• Record excerpts:

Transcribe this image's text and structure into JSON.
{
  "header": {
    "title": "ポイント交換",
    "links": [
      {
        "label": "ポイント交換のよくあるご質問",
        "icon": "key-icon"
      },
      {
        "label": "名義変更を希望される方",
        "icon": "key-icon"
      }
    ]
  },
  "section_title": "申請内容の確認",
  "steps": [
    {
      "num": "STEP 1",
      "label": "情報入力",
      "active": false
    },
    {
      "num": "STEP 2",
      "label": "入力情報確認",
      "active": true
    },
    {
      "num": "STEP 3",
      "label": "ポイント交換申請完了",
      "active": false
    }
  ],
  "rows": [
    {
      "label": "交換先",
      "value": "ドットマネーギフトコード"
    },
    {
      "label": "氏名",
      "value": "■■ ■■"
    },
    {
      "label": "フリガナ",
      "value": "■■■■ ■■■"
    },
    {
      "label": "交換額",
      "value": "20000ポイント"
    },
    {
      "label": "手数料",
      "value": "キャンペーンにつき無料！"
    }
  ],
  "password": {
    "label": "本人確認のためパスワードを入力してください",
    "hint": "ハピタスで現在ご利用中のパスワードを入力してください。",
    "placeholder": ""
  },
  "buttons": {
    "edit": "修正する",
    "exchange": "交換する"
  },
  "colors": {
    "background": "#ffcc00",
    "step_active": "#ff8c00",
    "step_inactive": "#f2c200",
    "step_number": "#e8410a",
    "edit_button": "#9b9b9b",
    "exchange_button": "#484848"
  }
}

• Stated exercise:
Read through the entries and copy each line in which "value" appears.

• The result:
      "value": "ドットマネーギフトコード"
      "value": "■■ ■■"
      "value": "■■■■ ■■■"
      "value": "20000ポイント"
      "value": "キャンペーンにつき無料！"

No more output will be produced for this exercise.